• [EXERCISE TASK]: Scan the lines below for the word "этом". Copy each line you find it in.

* START GIVEN ENTRIES *

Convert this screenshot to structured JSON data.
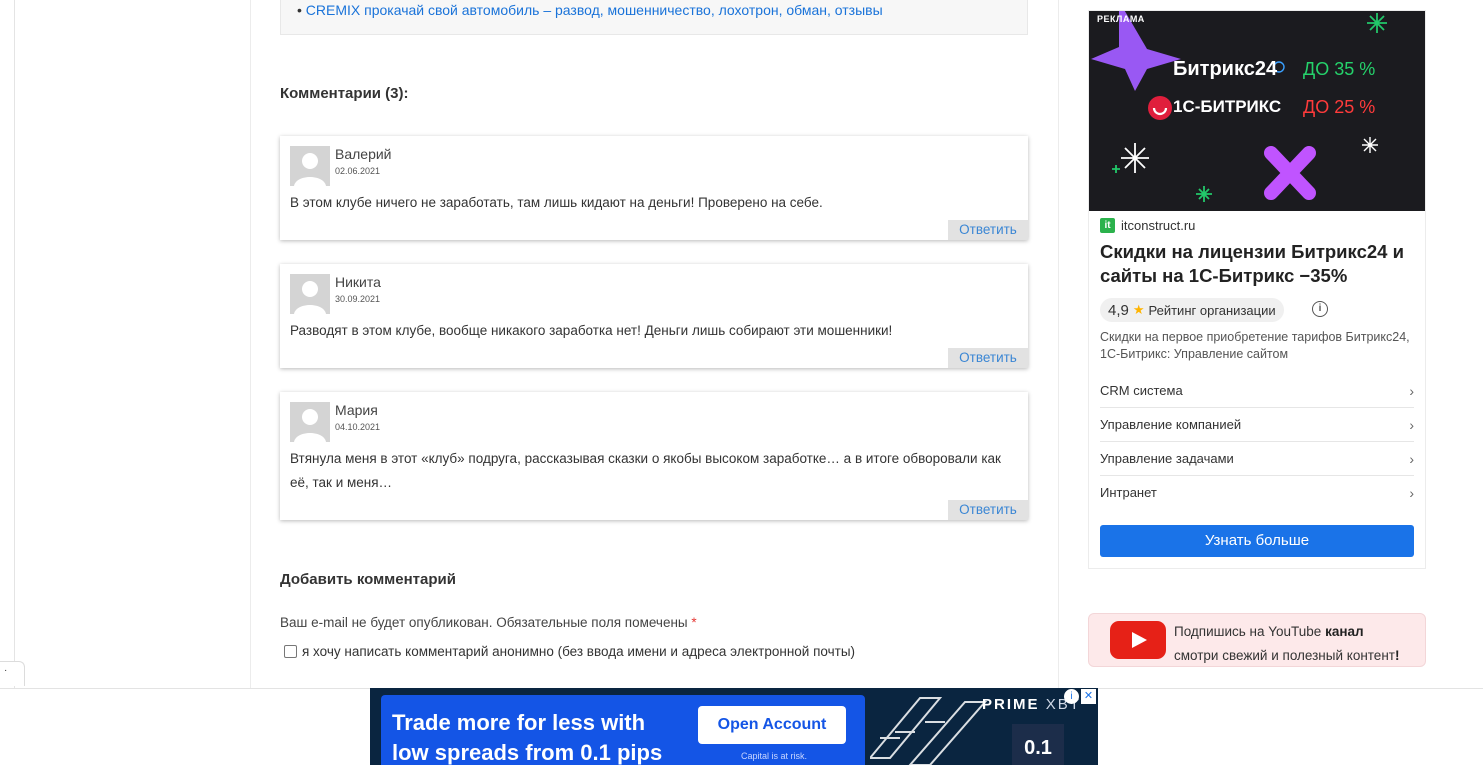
{
  "related": {
    "bullet": "•",
    "link": "CREMIX прокачай свой автомобиль – развод, мошенничество, лохотрон, обман, отзывы"
  },
  "comments": {
    "title": "Комментарии (3):",
    "reply_label": "Ответить",
    "items": [
      {
        "author": "Валерий",
        "date": "02.06.2021",
        "text": "В этом клубе ничего не заработать, там лишь кидают на деньги! Проверено на себе."
      },
      {
        "author": "Никита",
        "date": "30.09.2021",
        "text": "Разводят в этом клубе, вообще никакого заработка нет! Деньги лишь собирают эти мошенники!"
      },
      {
        "author": "Мария",
        "date": "04.10.2021",
        "text": "Втянула меня в этот «клуб» подруга, рассказывая сказки о якобы высоком заработке… а в итоге обворовали как её, так и меня…"
      }
    ]
  },
  "comment_form": {
    "title": "Добавить комментарий",
    "note": "Ваш e-mail не будет опубликован. Обязательные поля помечены",
    "required_mark": "*",
    "anonymous_label": "я хочу написать комментарий анонимно (без ввода имени и адреса электронной почты)"
  },
  "sidebar_ad": {
    "label": "РЕКЛАМА",
    "brand1": "Битрикс24",
    "discount1": "ДО 35 %",
    "brand2": "1С-БИТРИКС",
    "discount2": "ДО 25 %",
    "site_badge": "it",
    "site": "itconstruct.ru",
    "headline": "Скидки на лицензии Битрикс24 и сайты на 1С-Битрикс −35%",
    "rating_score": "4,9",
    "rating_label": "Рейтинг организации",
    "description": "Скидки на первое приобретение тарифов Битрикс24, 1С-Битрикс: Управление сайтом",
    "links": [
      "CRM система",
      "Управление компанией",
      "Управление задачами",
      "Интранет"
    ],
    "cta": "Узнать больше"
  },
  "youtube_box": {
    "line1_prefix": "Подпишись на YouTube",
    "line1_bold": "канал",
    "line2_prefix": "смотри свежий и полезный контент",
    "line2_bold": "!"
  },
  "bottom_banner": {
    "headline_line1": "Trade more for less with",
    "headline_line2": "low spreads from 0.1 pips",
    "button": "Open Account",
    "risk": "Capital is at risk.",
    "brand": "PRIME",
    "brand_suffix": "XBT",
    "value": "0.1"
  },
  "colors": {
    "link": "#1a73d9",
    "reply": "#3a86d4",
    "cta": "#1a73e8",
    "banner_blue": "#1455e6",
    "youtube_red": "#e62117"
  }
}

* END GIVEN ENTRIES *

• [OUTPUT BELOW]:
        "text": "В этом клубе ничего не заработать, там лишь кидают на деньги! Проверено на себе."
        "text": "Разводят в этом клубе, вообще никакого заработка нет! Деньги лишь собирают эти мошенники!"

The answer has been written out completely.